## RECORDS TO PROCESS:
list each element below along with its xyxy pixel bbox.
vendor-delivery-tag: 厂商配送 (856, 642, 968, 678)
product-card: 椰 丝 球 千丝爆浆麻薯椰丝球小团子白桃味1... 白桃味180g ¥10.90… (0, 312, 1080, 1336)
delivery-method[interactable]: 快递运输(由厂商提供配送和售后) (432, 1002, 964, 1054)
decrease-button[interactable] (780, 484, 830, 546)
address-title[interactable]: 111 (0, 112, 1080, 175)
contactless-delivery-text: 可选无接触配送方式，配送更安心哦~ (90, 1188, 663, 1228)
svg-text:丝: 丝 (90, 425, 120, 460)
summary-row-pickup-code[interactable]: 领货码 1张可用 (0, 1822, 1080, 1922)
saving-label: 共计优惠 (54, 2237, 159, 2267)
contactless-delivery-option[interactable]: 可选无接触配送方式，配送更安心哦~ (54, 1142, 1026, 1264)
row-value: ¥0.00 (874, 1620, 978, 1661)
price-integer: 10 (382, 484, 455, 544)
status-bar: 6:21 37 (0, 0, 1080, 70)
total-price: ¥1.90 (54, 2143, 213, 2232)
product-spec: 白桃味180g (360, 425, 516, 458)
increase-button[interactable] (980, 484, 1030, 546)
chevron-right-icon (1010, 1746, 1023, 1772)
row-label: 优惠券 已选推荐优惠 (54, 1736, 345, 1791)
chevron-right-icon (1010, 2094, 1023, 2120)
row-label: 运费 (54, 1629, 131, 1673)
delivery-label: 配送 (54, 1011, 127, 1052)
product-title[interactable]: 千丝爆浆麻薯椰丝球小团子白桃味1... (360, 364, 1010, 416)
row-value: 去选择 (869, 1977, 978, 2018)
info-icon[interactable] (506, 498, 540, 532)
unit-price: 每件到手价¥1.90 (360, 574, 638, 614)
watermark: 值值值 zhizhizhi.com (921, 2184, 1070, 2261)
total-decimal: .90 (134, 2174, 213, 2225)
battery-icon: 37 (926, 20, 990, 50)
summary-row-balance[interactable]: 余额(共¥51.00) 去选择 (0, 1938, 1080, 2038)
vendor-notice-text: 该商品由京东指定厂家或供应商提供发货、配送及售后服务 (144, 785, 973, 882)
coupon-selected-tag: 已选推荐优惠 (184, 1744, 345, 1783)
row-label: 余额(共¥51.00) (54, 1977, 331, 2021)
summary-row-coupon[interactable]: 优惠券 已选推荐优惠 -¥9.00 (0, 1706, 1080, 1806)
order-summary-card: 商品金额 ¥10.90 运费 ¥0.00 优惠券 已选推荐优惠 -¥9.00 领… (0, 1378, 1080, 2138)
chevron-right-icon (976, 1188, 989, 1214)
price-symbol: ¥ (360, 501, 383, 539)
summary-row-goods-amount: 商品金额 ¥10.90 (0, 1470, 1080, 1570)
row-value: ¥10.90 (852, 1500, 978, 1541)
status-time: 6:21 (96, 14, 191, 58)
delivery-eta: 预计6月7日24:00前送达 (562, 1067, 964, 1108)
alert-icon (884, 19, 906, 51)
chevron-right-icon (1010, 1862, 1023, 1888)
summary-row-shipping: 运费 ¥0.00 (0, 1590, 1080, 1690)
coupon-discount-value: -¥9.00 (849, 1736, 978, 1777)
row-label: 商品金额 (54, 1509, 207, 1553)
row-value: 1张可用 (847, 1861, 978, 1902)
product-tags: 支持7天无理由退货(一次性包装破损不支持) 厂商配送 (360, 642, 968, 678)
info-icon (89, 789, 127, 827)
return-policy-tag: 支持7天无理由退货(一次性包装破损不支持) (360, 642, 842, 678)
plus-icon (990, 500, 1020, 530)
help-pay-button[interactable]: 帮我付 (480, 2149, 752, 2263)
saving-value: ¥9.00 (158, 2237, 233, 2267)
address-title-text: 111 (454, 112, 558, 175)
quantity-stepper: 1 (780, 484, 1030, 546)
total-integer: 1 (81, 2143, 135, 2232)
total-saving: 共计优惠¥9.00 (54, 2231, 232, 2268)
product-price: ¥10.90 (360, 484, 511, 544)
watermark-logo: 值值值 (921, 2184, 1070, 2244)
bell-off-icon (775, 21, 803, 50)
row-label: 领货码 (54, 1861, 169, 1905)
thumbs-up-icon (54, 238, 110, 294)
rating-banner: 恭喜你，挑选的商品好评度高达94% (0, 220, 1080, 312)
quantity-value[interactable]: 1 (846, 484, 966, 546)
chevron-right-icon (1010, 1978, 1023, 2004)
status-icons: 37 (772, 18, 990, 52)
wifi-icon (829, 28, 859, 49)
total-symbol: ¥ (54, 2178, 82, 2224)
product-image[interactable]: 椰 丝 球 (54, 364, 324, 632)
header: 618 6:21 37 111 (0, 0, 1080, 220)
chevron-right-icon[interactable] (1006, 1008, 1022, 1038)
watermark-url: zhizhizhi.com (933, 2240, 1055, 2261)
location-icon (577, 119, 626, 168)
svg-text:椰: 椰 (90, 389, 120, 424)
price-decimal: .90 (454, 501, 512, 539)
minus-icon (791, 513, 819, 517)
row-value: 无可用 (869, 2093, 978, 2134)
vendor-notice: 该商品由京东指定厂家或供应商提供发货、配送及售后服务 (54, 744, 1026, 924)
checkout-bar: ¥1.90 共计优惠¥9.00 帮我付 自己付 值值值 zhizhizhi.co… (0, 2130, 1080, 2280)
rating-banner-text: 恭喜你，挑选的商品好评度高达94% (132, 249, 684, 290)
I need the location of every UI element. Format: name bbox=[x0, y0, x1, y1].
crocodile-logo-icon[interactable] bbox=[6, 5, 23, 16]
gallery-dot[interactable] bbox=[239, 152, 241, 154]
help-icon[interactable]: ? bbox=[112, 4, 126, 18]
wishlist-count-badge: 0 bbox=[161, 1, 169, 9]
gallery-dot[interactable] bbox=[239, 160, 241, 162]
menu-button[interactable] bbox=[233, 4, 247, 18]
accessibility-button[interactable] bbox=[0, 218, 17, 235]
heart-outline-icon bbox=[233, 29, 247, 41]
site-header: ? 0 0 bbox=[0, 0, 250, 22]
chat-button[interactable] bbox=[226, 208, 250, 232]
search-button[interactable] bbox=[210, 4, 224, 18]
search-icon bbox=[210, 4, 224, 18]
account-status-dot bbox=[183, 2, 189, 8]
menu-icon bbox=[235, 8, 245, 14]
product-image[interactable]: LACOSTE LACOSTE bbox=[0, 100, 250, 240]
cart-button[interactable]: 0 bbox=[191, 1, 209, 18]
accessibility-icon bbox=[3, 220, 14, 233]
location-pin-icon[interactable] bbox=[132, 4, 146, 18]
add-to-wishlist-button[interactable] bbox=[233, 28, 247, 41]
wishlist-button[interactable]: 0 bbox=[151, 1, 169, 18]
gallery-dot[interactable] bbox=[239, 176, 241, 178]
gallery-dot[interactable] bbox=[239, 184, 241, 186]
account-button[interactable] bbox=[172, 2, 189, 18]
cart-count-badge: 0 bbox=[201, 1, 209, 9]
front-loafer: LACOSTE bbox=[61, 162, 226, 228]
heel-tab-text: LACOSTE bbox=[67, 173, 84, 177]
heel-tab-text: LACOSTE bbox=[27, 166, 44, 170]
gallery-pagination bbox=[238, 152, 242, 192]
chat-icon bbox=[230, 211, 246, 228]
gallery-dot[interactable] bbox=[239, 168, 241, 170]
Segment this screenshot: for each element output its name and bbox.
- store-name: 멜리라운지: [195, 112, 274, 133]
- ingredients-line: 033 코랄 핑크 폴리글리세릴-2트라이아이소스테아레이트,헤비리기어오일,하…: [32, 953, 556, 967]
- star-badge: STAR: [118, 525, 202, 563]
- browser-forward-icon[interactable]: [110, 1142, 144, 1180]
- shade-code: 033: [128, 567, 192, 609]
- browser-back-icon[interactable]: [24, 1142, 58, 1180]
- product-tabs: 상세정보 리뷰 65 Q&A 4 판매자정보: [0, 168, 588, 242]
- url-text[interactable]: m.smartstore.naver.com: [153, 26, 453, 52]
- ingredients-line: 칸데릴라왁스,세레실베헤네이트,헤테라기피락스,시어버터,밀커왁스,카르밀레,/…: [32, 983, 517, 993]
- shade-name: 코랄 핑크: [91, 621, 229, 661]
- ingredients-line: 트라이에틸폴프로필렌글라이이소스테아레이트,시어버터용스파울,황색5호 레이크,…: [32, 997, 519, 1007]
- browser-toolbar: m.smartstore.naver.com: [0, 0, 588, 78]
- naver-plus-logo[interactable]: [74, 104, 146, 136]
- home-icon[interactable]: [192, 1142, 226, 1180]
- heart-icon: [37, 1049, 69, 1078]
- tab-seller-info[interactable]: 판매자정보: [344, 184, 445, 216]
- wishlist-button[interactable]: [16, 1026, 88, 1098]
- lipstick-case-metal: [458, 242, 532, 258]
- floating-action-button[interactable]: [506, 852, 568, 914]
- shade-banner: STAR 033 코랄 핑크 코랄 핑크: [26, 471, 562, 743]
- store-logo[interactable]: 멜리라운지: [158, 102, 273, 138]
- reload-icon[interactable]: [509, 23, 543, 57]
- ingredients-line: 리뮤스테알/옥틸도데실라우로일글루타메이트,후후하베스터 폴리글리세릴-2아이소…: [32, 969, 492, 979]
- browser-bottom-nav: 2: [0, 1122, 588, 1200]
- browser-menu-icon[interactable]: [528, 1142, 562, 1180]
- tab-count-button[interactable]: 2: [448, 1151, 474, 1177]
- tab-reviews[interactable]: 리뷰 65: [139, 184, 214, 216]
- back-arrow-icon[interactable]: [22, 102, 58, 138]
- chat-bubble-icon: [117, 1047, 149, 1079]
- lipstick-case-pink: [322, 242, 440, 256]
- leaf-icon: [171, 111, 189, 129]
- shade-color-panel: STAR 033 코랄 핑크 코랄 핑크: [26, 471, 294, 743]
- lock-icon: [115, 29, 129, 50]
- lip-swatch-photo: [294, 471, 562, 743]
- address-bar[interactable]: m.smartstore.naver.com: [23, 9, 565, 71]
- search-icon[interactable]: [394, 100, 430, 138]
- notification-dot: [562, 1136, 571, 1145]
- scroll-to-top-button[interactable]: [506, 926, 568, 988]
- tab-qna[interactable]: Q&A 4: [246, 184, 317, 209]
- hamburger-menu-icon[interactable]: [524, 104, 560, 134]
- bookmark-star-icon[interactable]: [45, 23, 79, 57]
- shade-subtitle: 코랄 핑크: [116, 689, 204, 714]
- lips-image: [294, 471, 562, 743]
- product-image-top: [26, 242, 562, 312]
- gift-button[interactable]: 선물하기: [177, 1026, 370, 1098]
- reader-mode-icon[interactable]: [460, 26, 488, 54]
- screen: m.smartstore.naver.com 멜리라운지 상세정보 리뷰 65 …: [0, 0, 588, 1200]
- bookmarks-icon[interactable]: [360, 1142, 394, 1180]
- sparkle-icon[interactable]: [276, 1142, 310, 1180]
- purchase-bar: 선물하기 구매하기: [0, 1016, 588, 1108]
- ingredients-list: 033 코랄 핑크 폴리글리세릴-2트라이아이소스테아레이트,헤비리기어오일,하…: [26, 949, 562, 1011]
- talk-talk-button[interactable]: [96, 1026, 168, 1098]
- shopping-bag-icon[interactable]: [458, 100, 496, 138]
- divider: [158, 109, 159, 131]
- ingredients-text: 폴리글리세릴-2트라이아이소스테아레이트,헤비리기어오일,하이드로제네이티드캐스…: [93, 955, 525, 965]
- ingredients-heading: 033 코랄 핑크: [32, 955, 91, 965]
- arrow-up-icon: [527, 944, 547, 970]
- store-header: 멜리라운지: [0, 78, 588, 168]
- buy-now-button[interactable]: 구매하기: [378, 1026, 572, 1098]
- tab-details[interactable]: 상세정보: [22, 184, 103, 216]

## EXERCISE DIRECTIONS:
Starting at the first line of the items above and ending at the line containing "product-spec: 白桃味180g (360, 425, 516, 458)", recast those lines as a Markdown table with the columns Index and Entry, leaving out blank lines.

## WRITTEN REPLY:
| Index | Entry |
|---|---|
| 1 | list each element below along with its xyxy pixel bbox. |
| 2 | vendor-delivery-tag: 厂商配送 (856, 642, 968, 678) |
| 3 | product-card: 椰 丝 球 千丝爆浆麻薯椰丝球小团子白桃味1... 白桃味180g ¥10.90… (0, 312, 1080, 1336) |
| 4 | delivery-method[interactable]: 快递运输(由厂商提供配送和售后) (432, 1002, 964, 1054) |
| 5 | decrease-button[interactable] (780, 484, 830, 546) |
| 6 | address-title[interactable]: 111 (0, 112, 1080, 175) |
| 7 | contactless-delivery-text: 可选无接触配送方式，配送更安心哦~ (90, 1188, 663, 1228) |
| 8 | svg-text:丝: 丝 (90, 425, 120, 460) |
| 9 | summary-row-pickup-code[interactable]: 领货码 1张可用 (0, 1822, 1080, 1922) |
| 10 | saving-label: 共计优惠 (54, 2237, 159, 2267) |
| 11 | contactless-delivery-option[interactable]: 可选无接触配送方式，配送更安心哦~ (54, 1142, 1026, 1264) |
| 12 | row-value: ¥0.00 (874, 1620, 978, 1661) |
| 13 | price-integer: 10 (382, 484, 455, 544) |
| 14 | status-bar: 6:21 37 (0, 0, 1080, 70) |
| 15 | total-price: ¥1.90 (54, 2143, 213, 2232) |
| 16 | product-spec: 白桃味180g (360, 425, 516, 458) |